• TASK TO COMPLETE:
Reproduce the following material exactly, including every line.

• DATASET CONTENT:
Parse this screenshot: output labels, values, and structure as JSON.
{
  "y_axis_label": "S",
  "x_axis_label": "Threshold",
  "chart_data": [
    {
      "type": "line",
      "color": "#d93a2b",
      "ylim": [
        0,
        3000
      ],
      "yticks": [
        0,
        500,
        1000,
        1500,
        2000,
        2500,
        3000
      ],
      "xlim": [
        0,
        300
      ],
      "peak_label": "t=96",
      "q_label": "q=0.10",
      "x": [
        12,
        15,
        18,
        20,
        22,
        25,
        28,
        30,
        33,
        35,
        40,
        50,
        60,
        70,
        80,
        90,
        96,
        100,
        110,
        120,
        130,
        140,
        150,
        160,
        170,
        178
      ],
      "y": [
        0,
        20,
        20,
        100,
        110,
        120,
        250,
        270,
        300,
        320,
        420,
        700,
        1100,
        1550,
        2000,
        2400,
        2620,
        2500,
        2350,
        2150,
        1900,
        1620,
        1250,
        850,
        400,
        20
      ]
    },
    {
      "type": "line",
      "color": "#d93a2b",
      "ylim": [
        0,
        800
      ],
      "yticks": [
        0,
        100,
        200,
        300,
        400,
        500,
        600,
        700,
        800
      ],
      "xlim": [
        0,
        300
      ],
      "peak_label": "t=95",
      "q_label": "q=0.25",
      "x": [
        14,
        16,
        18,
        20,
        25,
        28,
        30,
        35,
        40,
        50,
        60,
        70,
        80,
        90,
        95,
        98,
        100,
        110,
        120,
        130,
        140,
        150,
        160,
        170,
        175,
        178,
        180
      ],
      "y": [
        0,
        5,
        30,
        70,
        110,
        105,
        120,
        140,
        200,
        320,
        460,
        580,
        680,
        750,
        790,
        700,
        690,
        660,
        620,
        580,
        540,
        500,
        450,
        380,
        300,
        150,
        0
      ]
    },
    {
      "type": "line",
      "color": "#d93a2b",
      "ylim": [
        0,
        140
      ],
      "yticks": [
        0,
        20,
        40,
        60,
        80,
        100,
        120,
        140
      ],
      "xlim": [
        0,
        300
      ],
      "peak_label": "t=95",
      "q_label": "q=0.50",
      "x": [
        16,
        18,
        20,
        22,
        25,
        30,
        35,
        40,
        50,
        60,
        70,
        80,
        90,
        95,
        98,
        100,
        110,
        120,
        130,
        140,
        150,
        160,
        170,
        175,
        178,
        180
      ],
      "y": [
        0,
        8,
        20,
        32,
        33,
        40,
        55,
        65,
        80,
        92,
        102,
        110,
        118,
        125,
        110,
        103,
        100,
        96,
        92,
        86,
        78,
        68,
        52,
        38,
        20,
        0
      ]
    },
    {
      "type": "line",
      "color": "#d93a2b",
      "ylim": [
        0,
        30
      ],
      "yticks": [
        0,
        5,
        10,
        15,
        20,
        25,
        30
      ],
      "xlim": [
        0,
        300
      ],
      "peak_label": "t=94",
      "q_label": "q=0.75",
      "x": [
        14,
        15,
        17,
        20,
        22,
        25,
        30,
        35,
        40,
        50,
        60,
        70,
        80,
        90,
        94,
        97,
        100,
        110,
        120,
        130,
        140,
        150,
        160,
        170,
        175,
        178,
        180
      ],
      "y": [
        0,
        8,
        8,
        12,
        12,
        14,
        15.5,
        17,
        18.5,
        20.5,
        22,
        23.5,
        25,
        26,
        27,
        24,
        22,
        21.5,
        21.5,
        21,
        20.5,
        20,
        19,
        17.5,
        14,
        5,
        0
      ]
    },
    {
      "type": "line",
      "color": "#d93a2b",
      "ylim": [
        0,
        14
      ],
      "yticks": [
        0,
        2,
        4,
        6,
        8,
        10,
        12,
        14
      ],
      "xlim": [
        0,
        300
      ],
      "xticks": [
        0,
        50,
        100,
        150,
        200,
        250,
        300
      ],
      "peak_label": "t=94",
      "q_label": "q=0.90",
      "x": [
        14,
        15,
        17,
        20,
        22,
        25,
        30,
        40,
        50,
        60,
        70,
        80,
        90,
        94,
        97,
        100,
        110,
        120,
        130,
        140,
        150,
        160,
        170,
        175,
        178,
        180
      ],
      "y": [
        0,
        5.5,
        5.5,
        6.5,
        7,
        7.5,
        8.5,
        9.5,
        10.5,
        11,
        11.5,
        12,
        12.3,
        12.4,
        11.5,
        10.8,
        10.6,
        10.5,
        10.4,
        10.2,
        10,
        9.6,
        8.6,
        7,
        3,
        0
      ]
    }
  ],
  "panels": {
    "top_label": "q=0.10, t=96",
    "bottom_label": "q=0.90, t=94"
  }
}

• ANSWER FOR THE TASK:
Parse this screenshot: output labels, values, and structure as JSON.
{
  "y_axis_label": "S",
  "x_axis_label": "Threshold",
  "chart_data": [
    {
      "type": "line",
      "color": "#d93a2b",
      "ylim": [
        0,
        3000
      ],
      "yticks": [
        0,
        500,
        1000,
        1500,
        2000,
        2500,
        3000
      ],
      "xlim": [
        0,
        300
      ],
      "peak_label": "t=96",
      "q_label": "q=0.10",
      "x": [
        12,
        15,
        18,
        20,
        22,
        25,
        28,
        30,
        33,
        35,
        40,
        50,
        60,
        70,
        80,
        90,
        96,
        100,
        110,
        120,
        130,
        140,
        150,
        160,
        170,
        178
      ],
      "y": [
        0,
        20,
        20,
        100,
        110,
        120,
        250,
        270,
        300,
        320,
        420,
        700,
        1100,
        1550,
        2000,
        2400,
        2620,
        2500,
        2350,
        2150,
        1900,
        1620,
        1250,
        850,
        400,
        20
      ]
    },
    {
      "type": "line",
      "color": "#d93a2b",
      "ylim": [
        0,
        800
      ],
      "yticks": [
        0,
        100,
        200,
        300,
        400,
        500,
        600,
        700,
        800
      ],
      "xlim": [
        0,
        300
      ],
      "peak_label": "t=95",
      "q_label": "q=0.25",
      "x": [
        14,
        16,
        18,
        20,
        25,
        28,
        30,
        35,
        40,
        50,
        60,
        70,
        80,
        90,
        95,
        98,
        100,
        110,
        120,
        130,
        140,
        150,
        160,
        170,
        175,
        178,
        180
      ],
      "y": [
        0,
        5,
        30,
        70,
        110,
        105,
        120,
        140,
        200,
        320,
        460,
        580,
        680,
        750,
        790,
        700,
        690,
        660,
        620,
        580,
        540,
        500,
        450,
        380,
        300,
        150,
        0
      ]
    },
    {
      "type": "line",
      "color": "#d93a2b",
      "ylim": [
        0,
        140
      ],
      "yticks": [
        0,
        20,
        40,
        60,
        80,
        100,
        120,
        140
      ],
      "xlim": [
        0,
        300
      ],
      "peak_label": "t=95",
      "q_label": "q=0.50",
      "x": [
        16,
        18,
        20,
        22,
        25,
        30,
        35,
        40,
        50,
        60,
        70,
        80,
        90,
        95,
        98,
        100,
        110,
        120,
        130,
        140,
        150,
        160,
        170,
        175,
        178,
        180
      ],
      "y": [
        0,
        8,
        20,
        32,
        33,
        40,
        55,
        65,
        80,
        92,
        102,
        110,
        118,
        125,
        110,
        103,
        100,
        96,
        92,
        86,
        78,
        68,
        52,
        38,
        20,
        0
      ]
    },
    {
      "type": "line",
      "color": "#d93a2b",
      "ylim": [
        0,
        30
      ],
      "yticks": [
        0,
        5,
        10,
        15,
        20,
        25,
        30
      ],
      "xlim": [
        0,
        300
      ],
      "peak_label": "t=94",
      "q_label": "q=0.75",
      "x": [
        14,
        15,
        17,
        20,
        22,
        25,
        30,
        35,
        40,
        50,
        60,
        70,
        80,
        90,
        94,
        97,
        100,
        110,
        120,
        130,
        140,
        150,
        160,
        170,
        175,
        178,
        180
      ],
      "y": [
        0,
        8,
        8,
        12,
        12,
        14,
        15.5,
        17,
        18.5,
        20.5,
        22,
        23.5,
        25,
        26,
        27,
        24,
        22,
        21.5,
        21.5,
        21,
        20.5,
        20,
        19,
        17.5,
        14,
        5,
        0
      ]
    },
    {
      "type": "line",
      "color": "#d93a2b",
      "ylim": [
        0,
        14
      ],
      "yticks": [
        0,
        2,
        4,
        6,
        8,
        10,
        12,
        14
      ],
      "xlim": [
        0,
        300
      ],
      "xticks": [
        0,
        50,
        100,
        150,
        200,
        250,
        300
      ],
      "peak_label": "t=94",
      "q_label": "q=0.90",
      "x": [
        14,
        15,
        17,
        20,
        22,
        25,
        30,
        40,
        50,
        60,
        70,
        80,
        90,
        94,
        97,
        100,
        110,
        120,
        130,
        140,
        150,
        160,
        170,
        175,
        178,
        180
      ],
      "y": [
        0,
        5.5,
        5.5,
        6.5,
        7,
        7.5,
        8.5,
        9.5,
        10.5,
        11,
        11.5,
        12,
        12.3,
        12.4,
        11.5,
        10.8,
        10.6,
        10.5,
        10.4,
        10.2,
        10,
        9.6,
        8.6,
        7,
        3,
        0
      ]
    }
  ],
  "panels": {
    "top_label": "q=0.10, t=96",
    "bottom_label": "q=0.90, t=94"
  }
}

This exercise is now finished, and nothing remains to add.